== EXERCISE DESCRIPTION ==
Revise the stretch of the data from the line containing "file-name[interactable]: 高级保育员PPT.ppt —" through the line containing "checkbox[interactable] — [19, 377, 33, 391]", replacing "checkbox" with "tick-box" and leaving everything else unchanged.
::: RECORDS FOR PROCESSING
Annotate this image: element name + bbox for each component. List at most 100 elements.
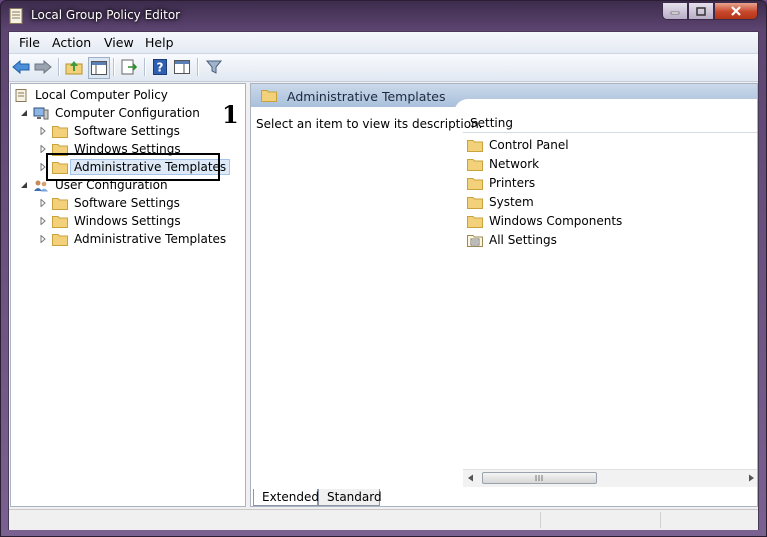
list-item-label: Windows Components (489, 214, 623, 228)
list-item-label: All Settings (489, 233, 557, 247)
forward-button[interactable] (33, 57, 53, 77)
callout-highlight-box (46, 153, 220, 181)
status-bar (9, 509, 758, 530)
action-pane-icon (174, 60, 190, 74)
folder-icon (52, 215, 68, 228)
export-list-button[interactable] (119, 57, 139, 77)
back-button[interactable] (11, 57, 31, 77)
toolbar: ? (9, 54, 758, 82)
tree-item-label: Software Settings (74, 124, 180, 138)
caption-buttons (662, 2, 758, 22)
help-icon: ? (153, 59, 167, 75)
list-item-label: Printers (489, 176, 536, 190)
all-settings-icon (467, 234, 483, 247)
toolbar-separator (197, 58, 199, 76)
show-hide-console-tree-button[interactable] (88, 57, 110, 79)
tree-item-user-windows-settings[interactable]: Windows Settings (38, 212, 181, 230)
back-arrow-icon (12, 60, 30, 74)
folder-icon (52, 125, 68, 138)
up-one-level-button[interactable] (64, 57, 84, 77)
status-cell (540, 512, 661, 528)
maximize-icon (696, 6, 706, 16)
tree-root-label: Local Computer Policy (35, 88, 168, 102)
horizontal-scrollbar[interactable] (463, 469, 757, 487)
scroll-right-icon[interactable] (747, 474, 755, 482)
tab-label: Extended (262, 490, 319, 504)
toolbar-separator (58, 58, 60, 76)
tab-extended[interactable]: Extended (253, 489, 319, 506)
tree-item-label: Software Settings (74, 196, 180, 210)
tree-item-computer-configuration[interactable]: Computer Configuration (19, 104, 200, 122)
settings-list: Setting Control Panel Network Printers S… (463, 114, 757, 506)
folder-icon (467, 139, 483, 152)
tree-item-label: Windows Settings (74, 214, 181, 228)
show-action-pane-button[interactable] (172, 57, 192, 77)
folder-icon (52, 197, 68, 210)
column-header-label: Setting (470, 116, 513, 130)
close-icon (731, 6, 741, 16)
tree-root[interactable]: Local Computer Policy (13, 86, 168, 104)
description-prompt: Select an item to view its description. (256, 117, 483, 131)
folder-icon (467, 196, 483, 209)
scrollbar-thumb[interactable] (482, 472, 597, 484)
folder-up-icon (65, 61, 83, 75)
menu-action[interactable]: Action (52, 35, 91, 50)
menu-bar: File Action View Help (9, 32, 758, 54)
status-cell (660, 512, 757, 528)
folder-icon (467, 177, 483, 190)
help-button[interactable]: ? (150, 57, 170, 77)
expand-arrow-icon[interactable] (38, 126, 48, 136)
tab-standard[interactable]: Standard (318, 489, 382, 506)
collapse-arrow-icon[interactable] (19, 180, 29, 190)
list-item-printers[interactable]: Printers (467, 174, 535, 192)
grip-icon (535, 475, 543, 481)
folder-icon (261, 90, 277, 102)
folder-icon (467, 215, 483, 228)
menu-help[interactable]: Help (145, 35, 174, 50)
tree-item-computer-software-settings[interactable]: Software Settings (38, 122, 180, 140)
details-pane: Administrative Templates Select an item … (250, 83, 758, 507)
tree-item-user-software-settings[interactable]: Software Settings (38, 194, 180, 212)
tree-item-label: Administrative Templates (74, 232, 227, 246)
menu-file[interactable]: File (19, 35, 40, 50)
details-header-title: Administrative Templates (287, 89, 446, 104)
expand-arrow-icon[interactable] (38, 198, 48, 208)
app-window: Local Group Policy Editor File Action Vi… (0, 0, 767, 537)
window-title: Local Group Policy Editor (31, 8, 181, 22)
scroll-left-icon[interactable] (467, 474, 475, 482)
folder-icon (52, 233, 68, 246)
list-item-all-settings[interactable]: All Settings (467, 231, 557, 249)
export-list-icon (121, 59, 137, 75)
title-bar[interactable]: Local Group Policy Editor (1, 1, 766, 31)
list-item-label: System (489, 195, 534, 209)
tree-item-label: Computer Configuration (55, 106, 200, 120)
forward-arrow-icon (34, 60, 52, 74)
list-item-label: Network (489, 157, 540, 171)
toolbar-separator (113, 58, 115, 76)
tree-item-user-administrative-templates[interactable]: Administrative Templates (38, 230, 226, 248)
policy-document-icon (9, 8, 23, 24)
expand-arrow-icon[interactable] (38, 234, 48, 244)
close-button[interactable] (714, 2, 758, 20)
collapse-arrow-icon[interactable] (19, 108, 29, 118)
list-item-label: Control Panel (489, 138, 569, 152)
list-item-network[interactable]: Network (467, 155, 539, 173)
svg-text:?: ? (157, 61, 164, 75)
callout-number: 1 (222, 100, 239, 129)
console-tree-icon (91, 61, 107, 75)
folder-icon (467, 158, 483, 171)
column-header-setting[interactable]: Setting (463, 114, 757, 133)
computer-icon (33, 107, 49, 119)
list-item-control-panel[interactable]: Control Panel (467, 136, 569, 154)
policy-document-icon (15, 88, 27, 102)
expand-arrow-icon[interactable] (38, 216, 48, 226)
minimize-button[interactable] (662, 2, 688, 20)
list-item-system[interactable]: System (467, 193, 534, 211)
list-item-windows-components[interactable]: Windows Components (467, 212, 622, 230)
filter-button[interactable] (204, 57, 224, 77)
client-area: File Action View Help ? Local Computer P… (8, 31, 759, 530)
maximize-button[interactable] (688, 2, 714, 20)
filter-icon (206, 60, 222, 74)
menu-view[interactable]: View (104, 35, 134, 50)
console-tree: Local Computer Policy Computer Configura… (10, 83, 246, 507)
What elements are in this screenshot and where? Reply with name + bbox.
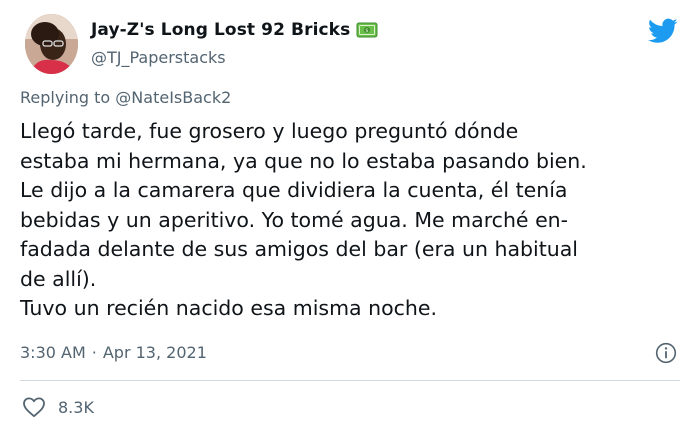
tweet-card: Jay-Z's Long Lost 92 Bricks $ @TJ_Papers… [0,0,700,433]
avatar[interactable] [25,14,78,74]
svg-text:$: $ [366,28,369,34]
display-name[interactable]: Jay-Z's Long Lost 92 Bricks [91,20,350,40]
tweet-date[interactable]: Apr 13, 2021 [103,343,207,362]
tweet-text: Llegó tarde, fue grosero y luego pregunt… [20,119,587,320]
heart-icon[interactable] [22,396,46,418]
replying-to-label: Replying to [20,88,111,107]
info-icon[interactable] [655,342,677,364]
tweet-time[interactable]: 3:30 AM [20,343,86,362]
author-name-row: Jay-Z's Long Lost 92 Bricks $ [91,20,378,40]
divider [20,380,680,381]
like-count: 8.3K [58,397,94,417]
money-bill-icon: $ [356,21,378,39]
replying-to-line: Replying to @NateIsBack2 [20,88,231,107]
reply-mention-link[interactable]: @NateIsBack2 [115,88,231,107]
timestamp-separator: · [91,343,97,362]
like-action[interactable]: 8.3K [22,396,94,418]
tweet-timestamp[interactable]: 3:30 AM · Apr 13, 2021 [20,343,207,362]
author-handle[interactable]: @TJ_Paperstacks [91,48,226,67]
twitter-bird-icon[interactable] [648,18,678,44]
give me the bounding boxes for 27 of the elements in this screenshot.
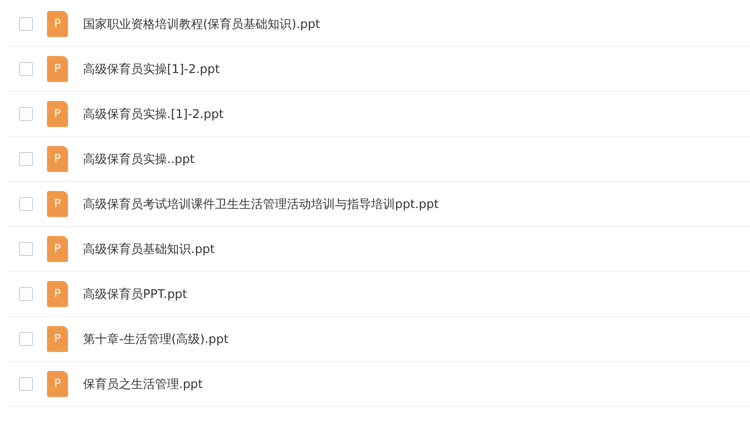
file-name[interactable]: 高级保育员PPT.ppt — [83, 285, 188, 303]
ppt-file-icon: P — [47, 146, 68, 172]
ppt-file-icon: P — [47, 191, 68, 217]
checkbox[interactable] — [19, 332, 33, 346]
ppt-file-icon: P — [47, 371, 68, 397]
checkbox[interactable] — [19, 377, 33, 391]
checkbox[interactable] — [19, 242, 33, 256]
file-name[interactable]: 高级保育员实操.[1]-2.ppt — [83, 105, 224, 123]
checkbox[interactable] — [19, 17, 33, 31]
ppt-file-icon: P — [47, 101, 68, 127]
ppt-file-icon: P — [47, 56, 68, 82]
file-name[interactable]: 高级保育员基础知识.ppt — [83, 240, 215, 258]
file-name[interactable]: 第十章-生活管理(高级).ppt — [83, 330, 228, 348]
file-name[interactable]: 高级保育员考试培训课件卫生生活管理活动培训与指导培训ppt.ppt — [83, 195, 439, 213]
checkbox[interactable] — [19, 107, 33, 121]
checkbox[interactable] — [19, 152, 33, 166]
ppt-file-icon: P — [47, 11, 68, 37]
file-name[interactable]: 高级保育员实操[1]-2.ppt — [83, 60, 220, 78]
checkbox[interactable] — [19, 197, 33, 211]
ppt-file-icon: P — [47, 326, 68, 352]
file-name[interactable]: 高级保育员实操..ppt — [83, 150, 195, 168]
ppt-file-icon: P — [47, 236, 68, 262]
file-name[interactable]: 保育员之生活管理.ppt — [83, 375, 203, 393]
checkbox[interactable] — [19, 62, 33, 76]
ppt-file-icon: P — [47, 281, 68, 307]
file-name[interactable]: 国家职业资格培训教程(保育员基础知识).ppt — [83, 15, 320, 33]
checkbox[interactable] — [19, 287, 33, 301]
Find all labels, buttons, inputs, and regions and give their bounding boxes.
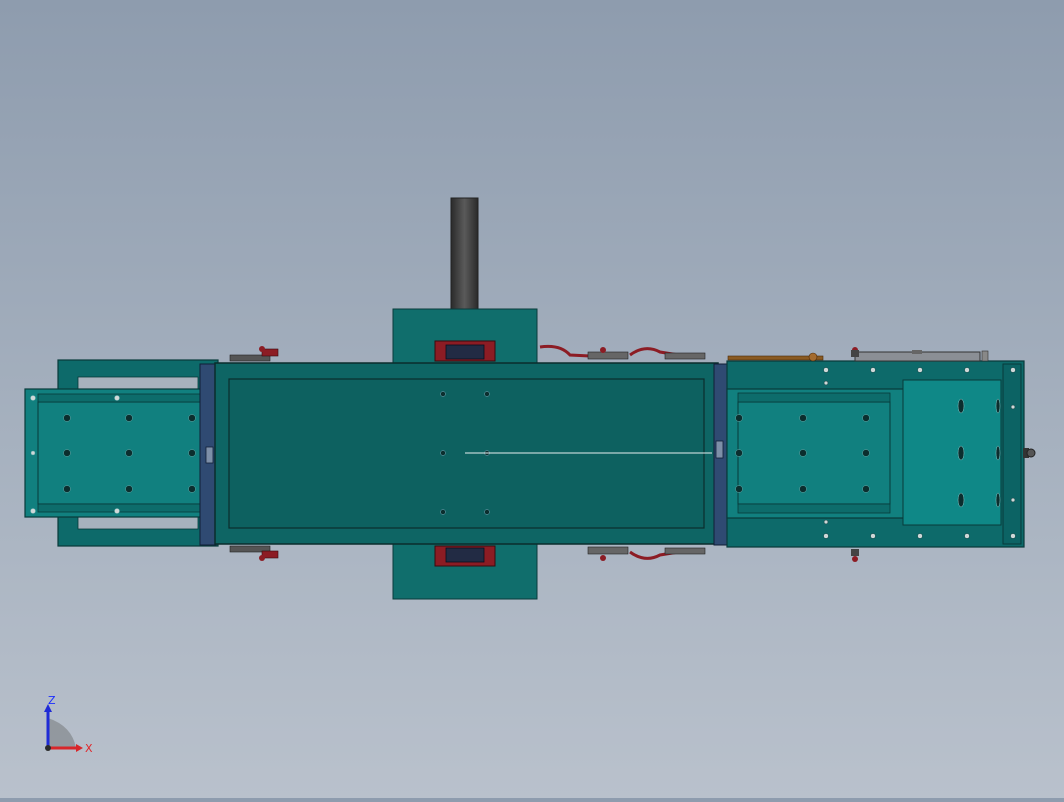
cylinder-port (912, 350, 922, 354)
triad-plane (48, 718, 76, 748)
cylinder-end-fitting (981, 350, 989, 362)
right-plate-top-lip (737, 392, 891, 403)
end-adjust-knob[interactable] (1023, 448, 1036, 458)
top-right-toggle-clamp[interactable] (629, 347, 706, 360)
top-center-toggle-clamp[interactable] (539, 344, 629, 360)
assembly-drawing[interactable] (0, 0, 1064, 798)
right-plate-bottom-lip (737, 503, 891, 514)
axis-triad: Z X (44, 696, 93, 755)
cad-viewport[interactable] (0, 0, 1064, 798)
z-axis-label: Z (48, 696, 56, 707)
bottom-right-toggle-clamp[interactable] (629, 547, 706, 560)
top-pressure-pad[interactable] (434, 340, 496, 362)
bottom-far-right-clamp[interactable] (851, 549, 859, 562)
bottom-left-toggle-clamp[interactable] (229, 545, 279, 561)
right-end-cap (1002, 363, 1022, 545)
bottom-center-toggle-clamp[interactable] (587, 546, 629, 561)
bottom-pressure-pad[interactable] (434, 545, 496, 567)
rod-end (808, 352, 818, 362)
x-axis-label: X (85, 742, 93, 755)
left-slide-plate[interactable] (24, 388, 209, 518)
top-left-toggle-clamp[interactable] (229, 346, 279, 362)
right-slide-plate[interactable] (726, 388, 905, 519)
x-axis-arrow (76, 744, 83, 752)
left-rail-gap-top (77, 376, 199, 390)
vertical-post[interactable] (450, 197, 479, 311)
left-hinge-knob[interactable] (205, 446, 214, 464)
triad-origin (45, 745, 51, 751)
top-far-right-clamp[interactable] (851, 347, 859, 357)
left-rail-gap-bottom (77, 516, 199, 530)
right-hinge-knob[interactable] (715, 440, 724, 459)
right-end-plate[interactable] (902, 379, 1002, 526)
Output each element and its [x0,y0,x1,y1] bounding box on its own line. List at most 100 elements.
::::::
== FULL OUTPUT ==
file-name[interactable]: 高级保育员PPT.ppt — [83, 285, 188, 303]
ppt-file-icon: P — [47, 146, 68, 172]
ppt-file-icon: P — [47, 191, 68, 217]
tick-box[interactable] — [19, 332, 33, 346]
ppt-file-icon: P — [47, 371, 68, 397]
tick-box[interactable] — [19, 377, 33, 391]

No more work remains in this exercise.